Saved data entries:
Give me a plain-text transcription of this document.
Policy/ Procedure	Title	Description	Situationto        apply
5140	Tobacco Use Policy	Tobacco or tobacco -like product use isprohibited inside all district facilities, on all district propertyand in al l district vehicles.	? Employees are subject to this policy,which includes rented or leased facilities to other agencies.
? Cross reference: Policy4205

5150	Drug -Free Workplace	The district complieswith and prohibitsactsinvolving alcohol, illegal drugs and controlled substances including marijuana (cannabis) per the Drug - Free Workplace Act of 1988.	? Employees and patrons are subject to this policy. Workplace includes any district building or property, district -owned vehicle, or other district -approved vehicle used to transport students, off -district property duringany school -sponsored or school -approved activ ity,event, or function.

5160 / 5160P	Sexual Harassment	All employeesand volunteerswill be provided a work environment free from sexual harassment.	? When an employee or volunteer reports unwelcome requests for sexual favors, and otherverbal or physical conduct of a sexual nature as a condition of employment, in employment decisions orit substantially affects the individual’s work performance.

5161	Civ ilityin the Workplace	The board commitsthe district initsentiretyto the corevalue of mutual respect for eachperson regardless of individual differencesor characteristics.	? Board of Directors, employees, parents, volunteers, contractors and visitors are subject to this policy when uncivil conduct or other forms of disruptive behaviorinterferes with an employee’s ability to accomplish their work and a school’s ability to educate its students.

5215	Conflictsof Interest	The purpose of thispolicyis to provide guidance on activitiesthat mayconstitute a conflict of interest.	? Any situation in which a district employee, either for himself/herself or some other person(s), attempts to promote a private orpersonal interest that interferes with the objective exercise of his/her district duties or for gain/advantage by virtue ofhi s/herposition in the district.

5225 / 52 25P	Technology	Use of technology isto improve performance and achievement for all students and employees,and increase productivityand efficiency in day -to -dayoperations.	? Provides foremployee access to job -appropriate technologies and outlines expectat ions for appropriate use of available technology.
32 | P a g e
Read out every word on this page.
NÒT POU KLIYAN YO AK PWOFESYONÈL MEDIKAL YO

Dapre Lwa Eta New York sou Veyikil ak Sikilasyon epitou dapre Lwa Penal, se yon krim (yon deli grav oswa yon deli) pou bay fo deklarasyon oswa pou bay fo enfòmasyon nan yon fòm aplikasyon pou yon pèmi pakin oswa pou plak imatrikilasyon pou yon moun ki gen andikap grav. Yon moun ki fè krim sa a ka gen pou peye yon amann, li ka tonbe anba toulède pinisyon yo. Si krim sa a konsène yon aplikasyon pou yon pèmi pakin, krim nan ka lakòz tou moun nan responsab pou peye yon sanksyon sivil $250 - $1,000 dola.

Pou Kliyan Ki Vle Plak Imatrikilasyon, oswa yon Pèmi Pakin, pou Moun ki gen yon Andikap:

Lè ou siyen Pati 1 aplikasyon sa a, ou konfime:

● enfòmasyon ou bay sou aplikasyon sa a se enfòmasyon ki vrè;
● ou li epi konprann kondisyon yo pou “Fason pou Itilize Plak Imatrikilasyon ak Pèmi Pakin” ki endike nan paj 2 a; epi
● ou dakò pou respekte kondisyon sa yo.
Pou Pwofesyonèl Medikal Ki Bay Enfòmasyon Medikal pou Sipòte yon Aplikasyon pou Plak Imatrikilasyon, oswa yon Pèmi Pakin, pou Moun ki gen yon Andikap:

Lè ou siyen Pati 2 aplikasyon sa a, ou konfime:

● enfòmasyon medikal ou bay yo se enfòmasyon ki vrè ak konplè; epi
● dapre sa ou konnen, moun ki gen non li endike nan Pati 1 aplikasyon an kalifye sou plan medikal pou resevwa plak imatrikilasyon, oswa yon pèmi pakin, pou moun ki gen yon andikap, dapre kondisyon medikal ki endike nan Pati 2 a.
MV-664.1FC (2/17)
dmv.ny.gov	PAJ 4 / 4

What needs to be done: Look through the material above and pick out each line holding the word "siyen".

Response to this exercise:
Lè ou siyen Pati 1 aplikasyon sa a, ou konfime:
Lè ou siyen Pati 2 aplikasyon sa a, ou konfime:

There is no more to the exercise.